* [Extracted material]:
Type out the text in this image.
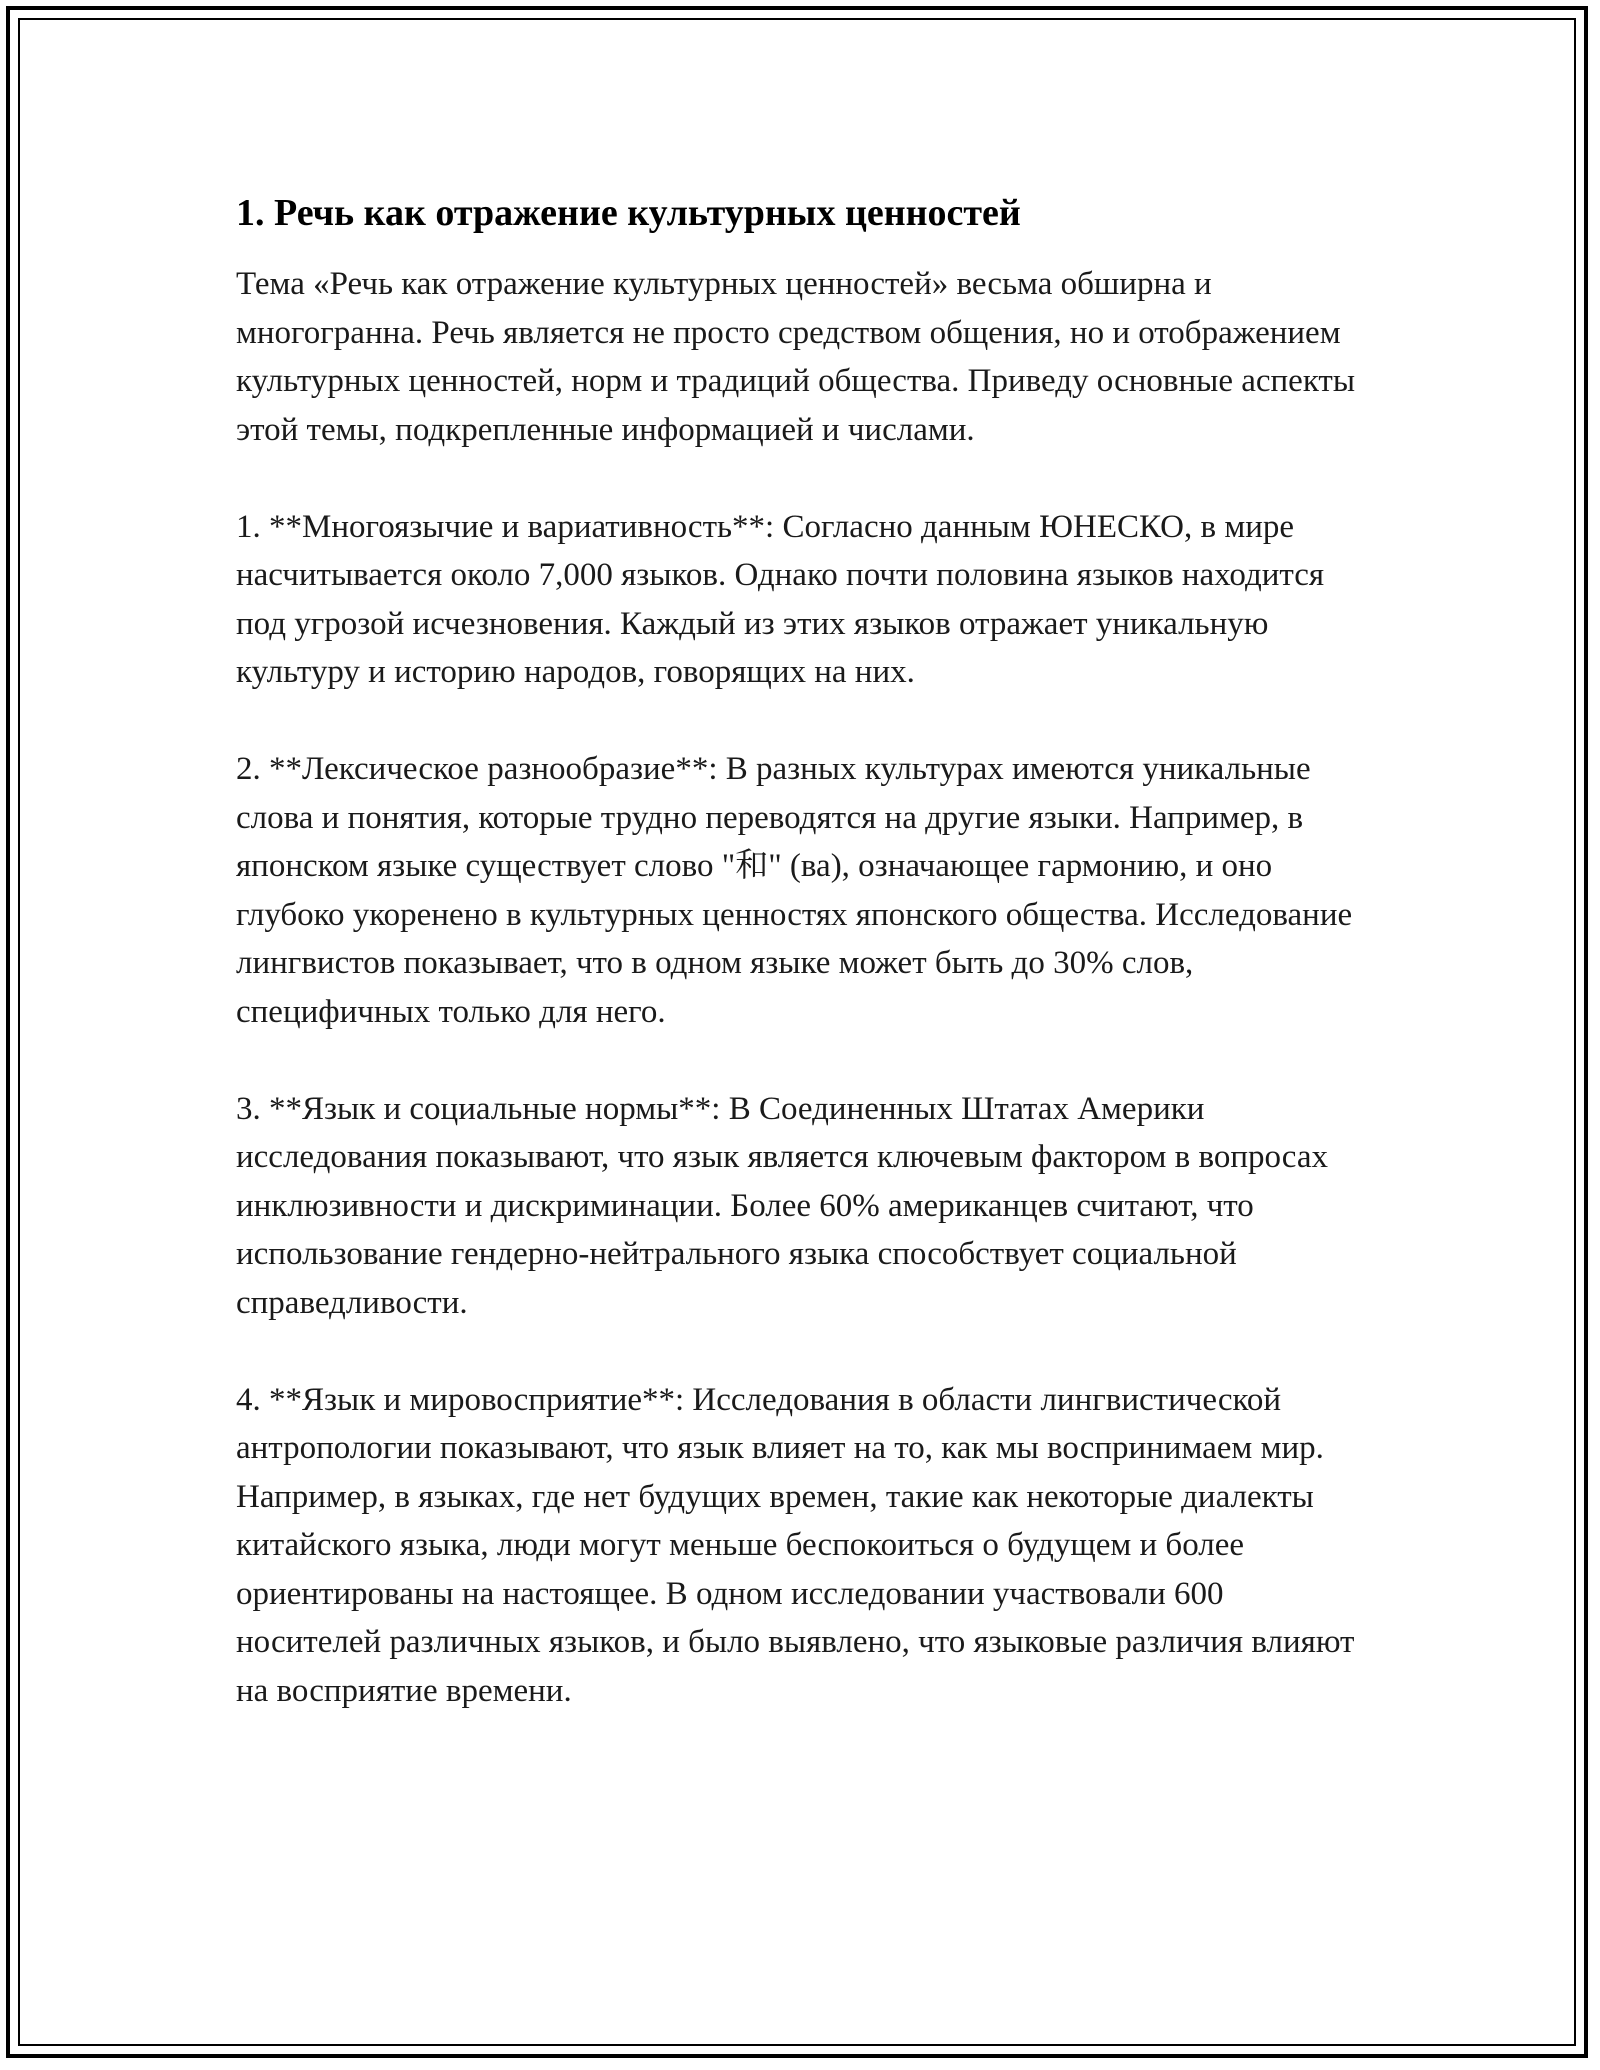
1. Речь как отражение культурных ценностей

Тема «Речь как отражение культурных ценностей» весьма обширна и многогранна. Речь является не просто средством общения, но и отображением культурных ценностей, норм и традиций общества. Приведу основные аспекты этой темы, подкрепленные информацией и числами.

1. **Многоязычие и вариативность**: Согласно данным ЮНЕСКО, в мире насчитывается около 7,000 языков. Однако почти половина языков находится под угрозой исчезновения. Каждый из этих языков отражает уникальную культуру и историю народов, говорящих на них.

2. **Лексическое разнообразие**: В разных культурах имеются уникальные слова и понятия, которые трудно переводятся на другие языки. Например, в японском языке существует слово "和" (ва), означающее гармонию, и оно глубоко укоренено в культурных ценностях японского общества. Исследование лингвистов показывает, что в одном языке может быть до 30% слов, специфичных только для него.

3. **Язык и социальные нормы**: В Соединенных Штатах Америки исследования показывают, что язык является ключевым фактором в вопросах инклюзивности и дискриминации. Более 60% американцев считают, что использование гендерно-нейтрального языка способствует социальной справедливости.

4. **Язык и мировосприятие**: Исследования в области лингвистической антропологии показывают, что язык влияет на то, как мы воспринимаем мир. Например, в языках, где нет будущих времен, такие как некоторые диалекты китайского языка, люди могут меньше беспокоиться о будущем и более ориентированы на настоящее. В одном исследовании участвовали 600 носителей различных языков, и было выявлено, что языковые различия влияют на восприятие времени.
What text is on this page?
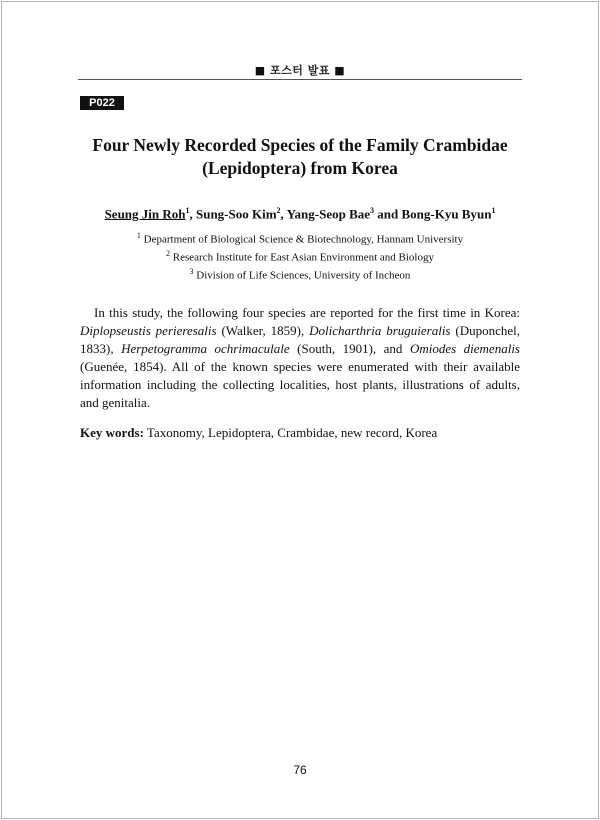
■ 포스터 발표 ■
P022
Four Newly Recorded Species of the Family Crambidae
(Lepidoptera) from Korea
Seung Jin Roh$^1$, Sung-Soo Kim$^2$, Yang-Seop Bae$^3$ and Bong-Kyu Byun$^1$
$^1$ Department of Biological Science & Biotechnology, Hannam University
$^2$ Research Institute for East Asian Environment and Biology
$^3$ Division of Life Sciences, University of Incheon

In this study, the following four species are reported for the first time in Korea: Diplopseustis perieresalis (Walker, 1859), Dolicharthria bruguieralis (Duponchel, 1833), Herpetogramma ochrimaculale (South, 1901), and Omiodes diemenalis (Guenée, 1854). All of the known species were enumerated with their available information including the collecting localities, host plants, illustrations of adults, and genitalia.

Key words: Taxonomy, Lepidoptera, Crambidae, new record, Korea
76
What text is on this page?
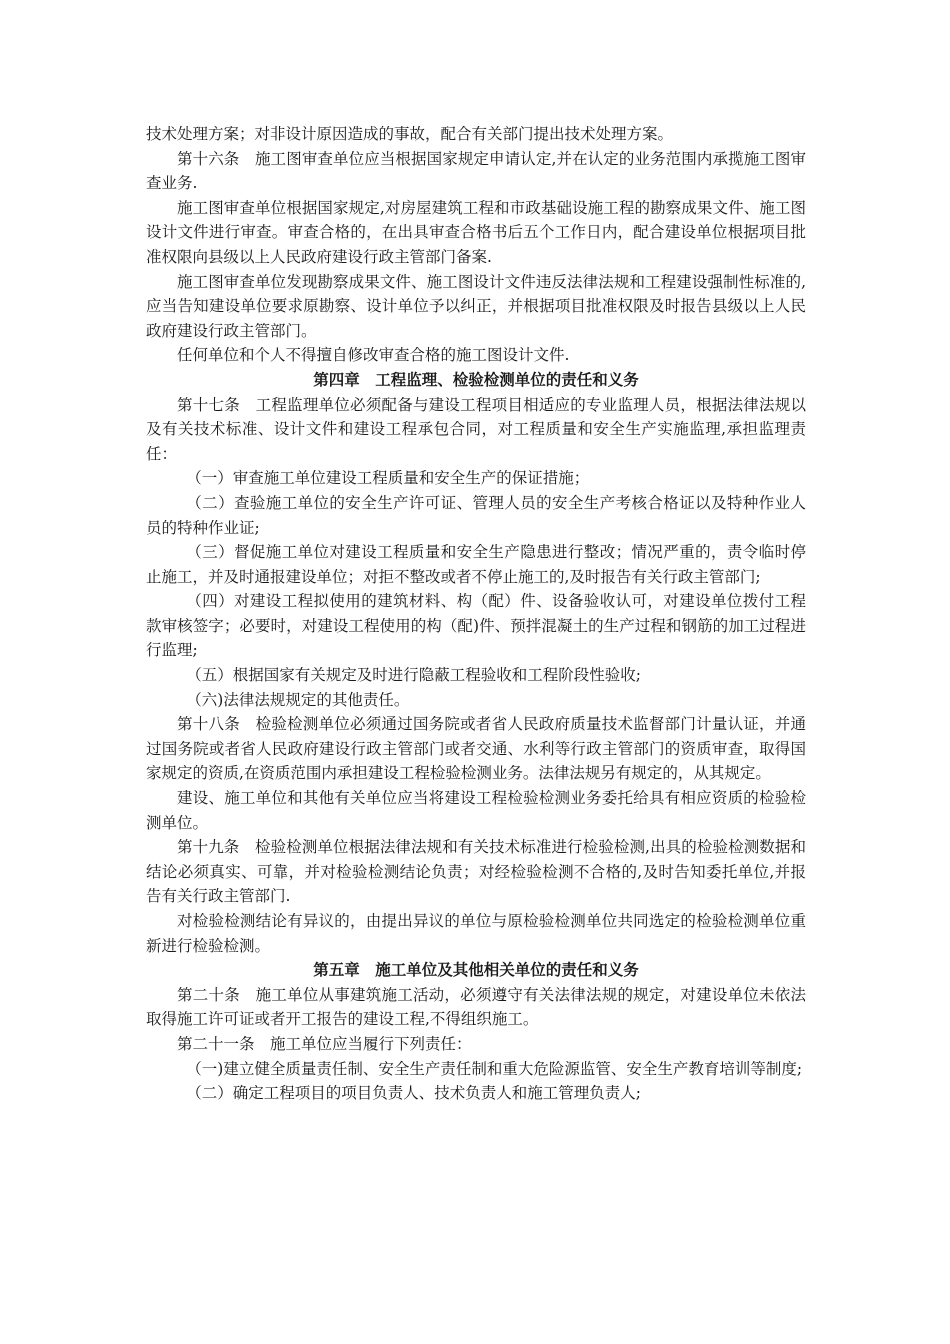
技术处理方案；对非设计原因造成的事故，配合有关部门提出技术处理方案。

第十六条　施工图审查单位应当根据国家规定申请认定,并在认定的业务范围内承揽施工图审查业务.

施工图审查单位根据国家规定,对房屋建筑工程和市政基础设施工程的勘察成果文件、施工图设计文件进行审查。审查合格的，在出具审查合格书后五个工作日内，配合建设单位根据项目批准权限向县级以上人民政府建设行政主管部门备案.

施工图审查单位发现勘察成果文件、施工图设计文件违反法律法规和工程建设强制性标准的,应当告知建设单位要求原勘察、设计单位予以纠正，并根据项目批准权限及时报告县级以上人民政府建设行政主管部门。

任何单位和个人不得擅自修改审查合格的施工图设计文件.

第四章　工程监理、检验检测单位的责任和义务

第十七条　工程监理单位必须配备与建设工程项目相适应的专业监理人员，根据法律法规以及有关技术标准、设计文件和建设工程承包合同，对工程质量和安全生产实施监理,承担监理责任：

（一）审查施工单位建设工程质量和安全生产的保证措施；

（二）查验施工单位的安全生产许可证、管理人员的安全生产考核合格证以及特种作业人员的特种作业证;

（三）督促施工单位对建设工程质量和安全生产隐患进行整改；情况严重的，责令临时停止施工，并及时通报建设单位；对拒不整改或者不停止施工的,及时报告有关行政主管部门;

（四）对建设工程拟使用的建筑材料、构（配）件、设备验收认可，对建设单位拨付工程款审核签字；必要时，对建设工程使用的构（配)件、预拌混凝土的生产过程和钢筋的加工过程进行监理;

（五）根据国家有关规定及时进行隐蔽工程验收和工程阶段性验收;

（六)法律法规规定的其他责任。

第十八条　检验检测单位必须通过国务院或者省人民政府质量技术监督部门计量认证，并通过国务院或者省人民政府建设行政主管部门或者交通、水利等行政主管部门的资质审查，取得国家规定的资质,在资质范围内承担建设工程检验检测业务。法律法规另有规定的，从其规定。

建设、施工单位和其他有关单位应当将建设工程检验检测业务委托给具有相应资质的检验检测单位。

第十九条　检验检测单位根据法律法规和有关技术标准进行检验检测,出具的检验检测数据和结论必须真实、可靠，并对检验检测结论负责；对经检验检测不合格的,及时告知委托单位,并报告有关行政主管部门.

对检验检测结论有异议的，由提出异议的单位与原检验检测单位共同选定的检验检测单位重新进行检验检测。

第五章　施工单位及其他相关单位的责任和义务

第二十条　施工单位从事建筑施工活动，必须遵守有关法律法规的规定，对建设单位未依法取得施工许可证或者开工报告的建设工程,不得组织施工。

第二十一条　施工单位应当履行下列责任：

（一)建立健全质量责任制、安全生产责任制和重大危险源监管、安全生产教育培训等制度;

（二）确定工程项目的项目负责人、技术负责人和施工管理负责人;
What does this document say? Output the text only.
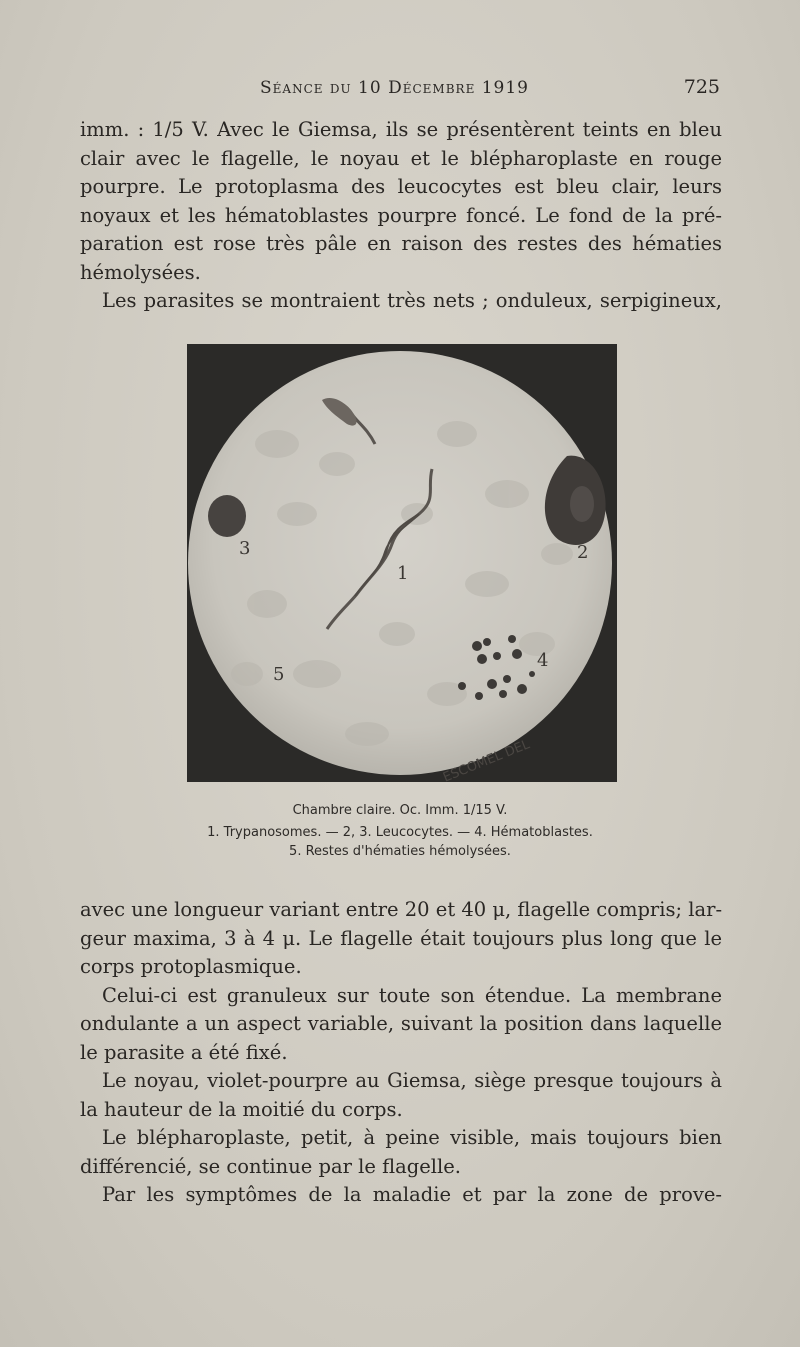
Séance du 10 Décembre 1919	725
imm. : 1/5 V. Avec le Giemsa, ils se présentèrent teints en bleu
clair avec le flagelle, le noyau et le blépharoplaste en rouge
pourpre. Le protoplasma des leucocytes est bleu clair, leurs
noyaux et les hématoblastes pourpre foncé. Le fond de la pré-
paration est rose très pâle en raison des restes des hématies
hémolysées.
Les parasites se montraient très nets ; onduleux, serpigineux,
1
2
3
4
5
ESCOMEL DEL
Chambre claire. Oc. Imm. 1/15 V.
1. Trypanosomes. — 2, 3. Leucocytes. — 4. Hématoblastes.
5. Restes d'hématies hémolysées.
avec une longueur variant entre 20 et 40 μ, flagelle compris; lar-
geur maxima, 3 à 4 μ. Le flagelle était toujours plus long que le
corps protoplasmique.
Celui-ci est granuleux sur toute son étendue. La membrane
ondulante a un aspect variable, suivant la position dans laquelle
le parasite a été fixé.
Le noyau, violet-pourpre au Giemsa, siège presque toujours à
la hauteur de la moitié du corps.
Le blépharoplaste, petit, à peine visible, mais toujours bien
différencié, se continue par le flagelle.
Par les symptômes de la maladie et par la zone de prove-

* [What to work on]:
Retype verbatim only the lines beginning with the line that contains "What does this" and ending with the last line of the listing above; pictures are to be excluded.

* [Result of this exercise]:
What does this document say? Output the text only.
Séance du 10 Décembre 1919	725
imm. : 1/5 V. Avec le Giemsa, ils se présentèrent teints en bleu
clair avec le flagelle, le noyau et le blépharoplaste en rouge
pourpre. Le protoplasma des leucocytes est bleu clair, leurs
noyaux et les hématoblastes pourpre foncé. Le fond de la pré-
paration est rose très pâle en raison des restes des hématies
hémolysées.
Les parasites se montraient très nets ; onduleux, serpigineux,
1
2
3
4
5
ESCOMEL DEL
Chambre claire. Oc. Imm. 1/15 V.
1. Trypanosomes. — 2, 3. Leucocytes. — 4. Hématoblastes.
5. Restes d'hématies hémolysées.
avec une longueur variant entre 20 et 40 μ, flagelle compris; lar-
geur maxima, 3 à 4 μ. Le flagelle était toujours plus long que le
corps protoplasmique.
Celui-ci est granuleux sur toute son étendue. La membrane
ondulante a un aspect variable, suivant la position dans laquelle
le parasite a été fixé.
Le noyau, violet-pourpre au Giemsa, siège presque toujours à
la hauteur de la moitié du corps.
Le blépharoplaste, petit, à peine visible, mais toujours bien
différencié, se continue par le flagelle.
Par les symptômes de la maladie et par la zone de prove-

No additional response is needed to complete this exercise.